[YOUR OBJECTIVE]
Every record should be repeated exactly, except that pictures are left out.

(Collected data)
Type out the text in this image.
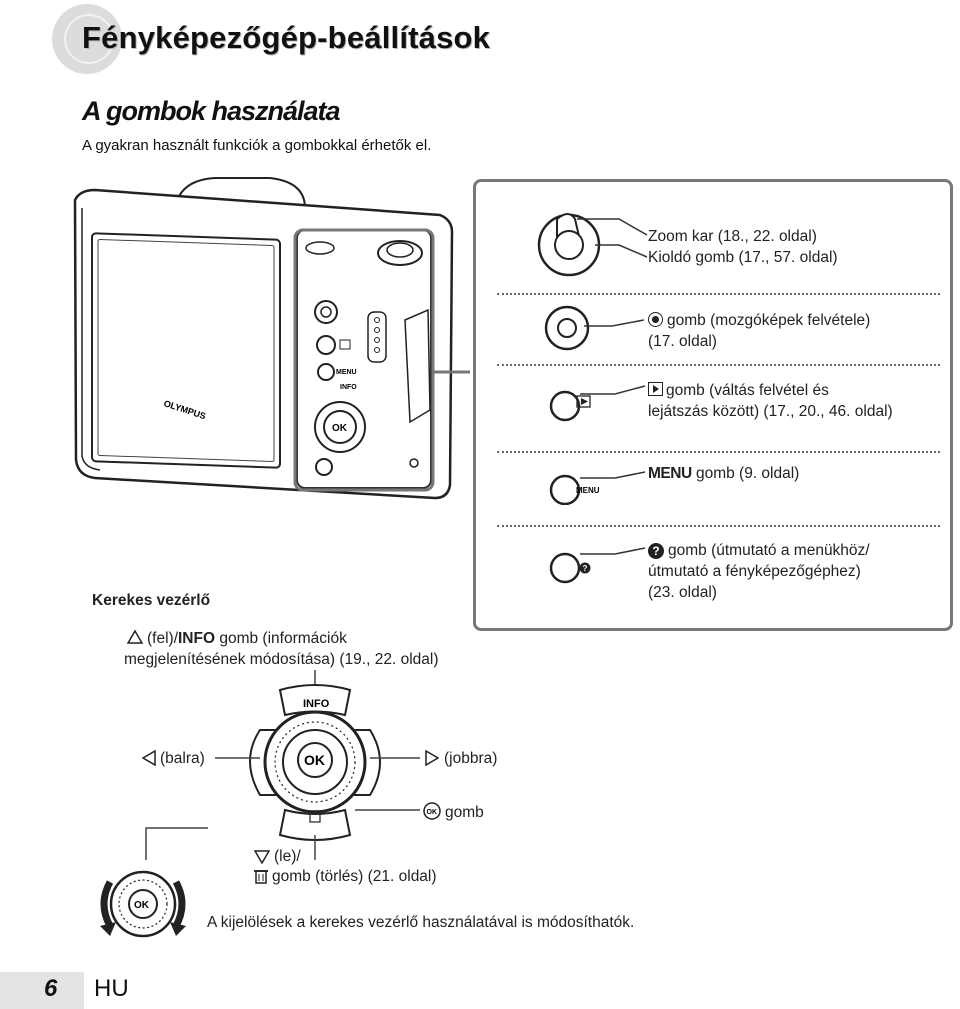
Fényképezőgép-beállítások
A gombok használata
A gyakran használt funkciók a gombokkal érhetők el.
OLYMPUS
MENU
INFO
OK
Zoom kar (18., 22. oldal)
Kioldó gomb (17., 57. oldal)
gomb (mozgóképek felvétele)
(17. oldal)
gomb (váltás felvétel és
lejátszás között) (17., 20., 46. oldal)
MENU
MENU gomb (9. oldal)
?
? gomb (útmutató a menükhöz/
útmutató a fényképezőgéphez)
(23. oldal)
Kerekes vezérlő
(fel)/INFO gomb (információk
megjelenítésének módosítása) (19., 22. oldal)
INFO
OK
(balra)	(jobbra)
OK gomb
(le)/
gomb (törlés) (21. oldal)
OK
A kijelölések a kerekes vezérlő használatával is módosíthatók.
6 HU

[EXPECTED OUTPUT]
Type out the text in this image.
Fényképezőgép-beállítások
A gombok használata
A gyakran használt funkciók a gombokkal érhetők el.
OLYMPUS
MENU
INFO
OK
Zoom kar (18., 22. oldal)
Kioldó gomb (17., 57. oldal)
gomb (mozgóképek felvétele)
(17. oldal)
gomb (váltás felvétel és
lejátszás között) (17., 20., 46. oldal)
MENU
MENU gomb (9. oldal)
?
? gomb (útmutató a menükhöz/
útmutató a fényképezőgéphez)
(23. oldal)
Kerekes vezérlő
(fel)/INFO gomb (információk
megjelenítésének módosítása) (19., 22. oldal)
INFO
OK
(balra)	(jobbra)
OK gomb
(le)/
gomb (törlés) (21. oldal)
OK
A kijelölések a kerekes vezérlő használatával is módosíthatók.
6 HU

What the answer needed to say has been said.